>> BEGIN Information given

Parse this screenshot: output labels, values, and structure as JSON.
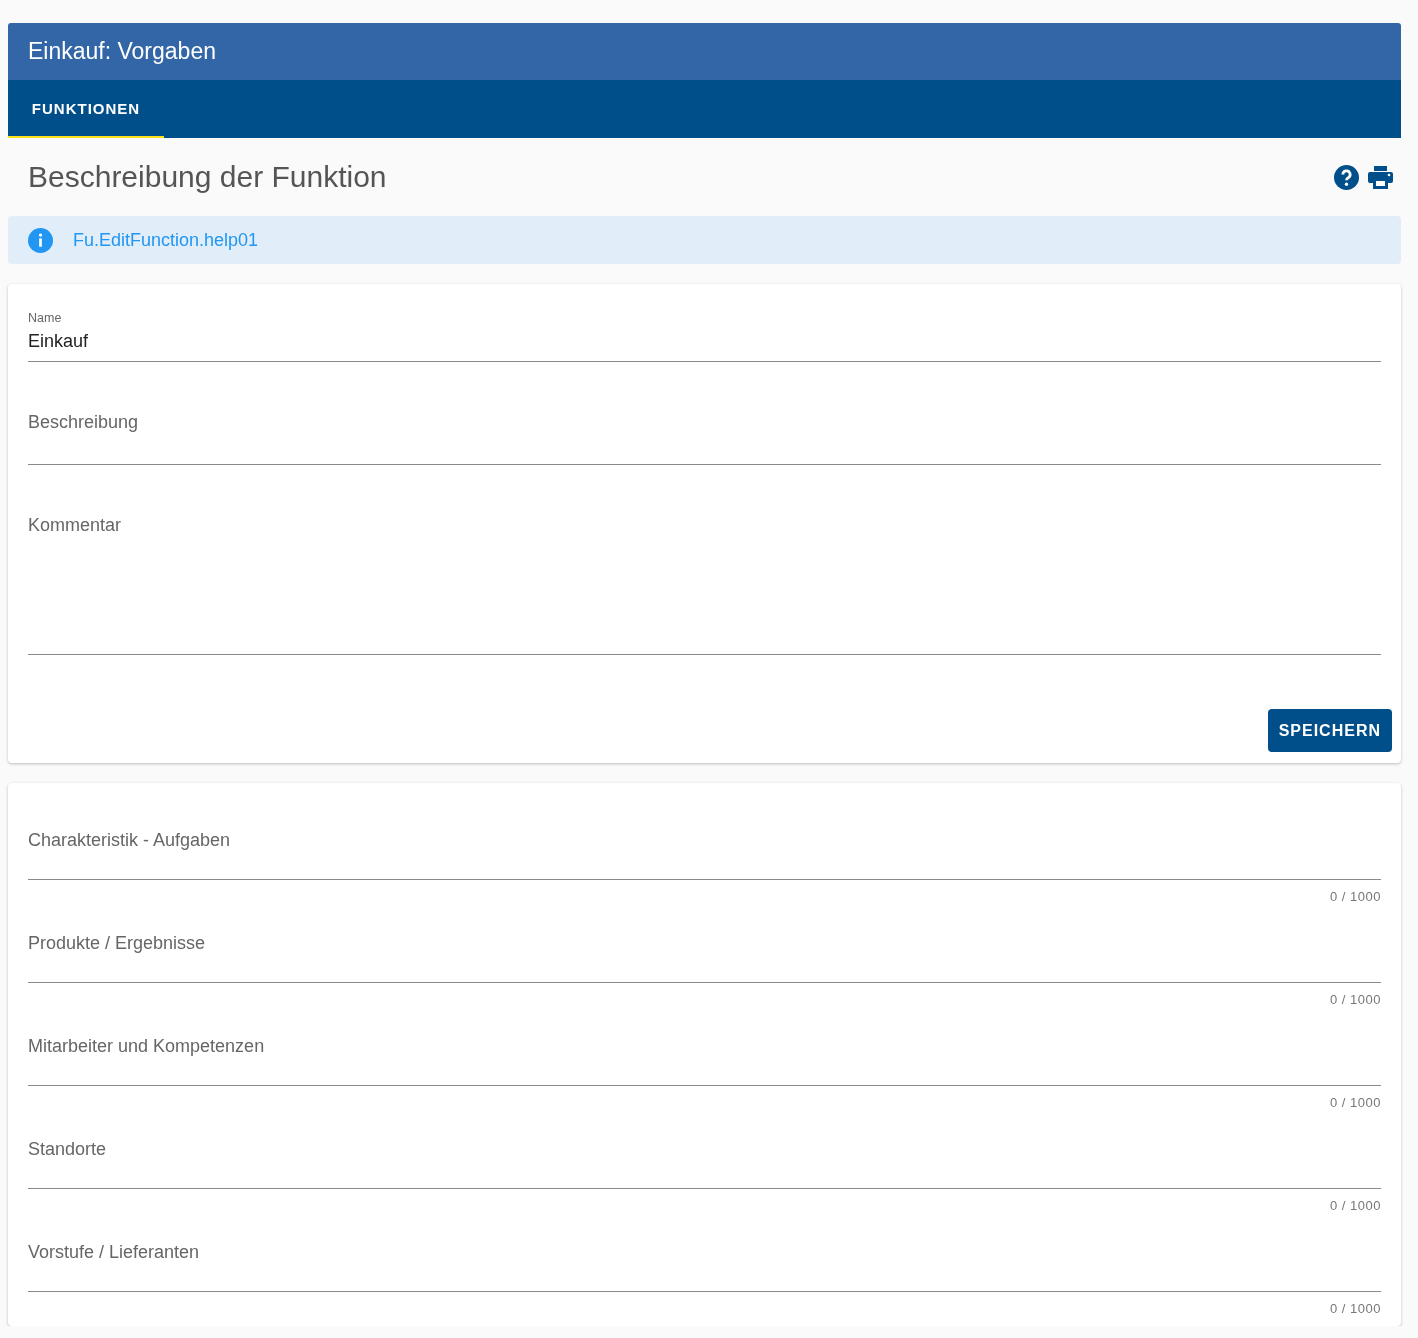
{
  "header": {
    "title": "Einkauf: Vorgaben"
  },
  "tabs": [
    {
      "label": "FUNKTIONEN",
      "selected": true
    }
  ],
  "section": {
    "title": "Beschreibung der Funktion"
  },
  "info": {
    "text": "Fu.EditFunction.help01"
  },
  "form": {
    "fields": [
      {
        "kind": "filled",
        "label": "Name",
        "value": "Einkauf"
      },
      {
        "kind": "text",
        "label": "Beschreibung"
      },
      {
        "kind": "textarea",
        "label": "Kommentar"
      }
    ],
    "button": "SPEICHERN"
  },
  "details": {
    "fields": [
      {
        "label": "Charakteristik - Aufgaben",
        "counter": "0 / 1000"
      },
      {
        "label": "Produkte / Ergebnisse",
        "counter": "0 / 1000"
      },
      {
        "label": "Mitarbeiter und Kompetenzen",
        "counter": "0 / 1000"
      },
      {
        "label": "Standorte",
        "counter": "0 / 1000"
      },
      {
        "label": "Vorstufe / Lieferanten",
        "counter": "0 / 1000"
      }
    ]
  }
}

>> END Information given

▶ What is being asked:
Above are some records. Report the number of their lines that include "Beschreibung", and add nothing else.

▶ Written response:
2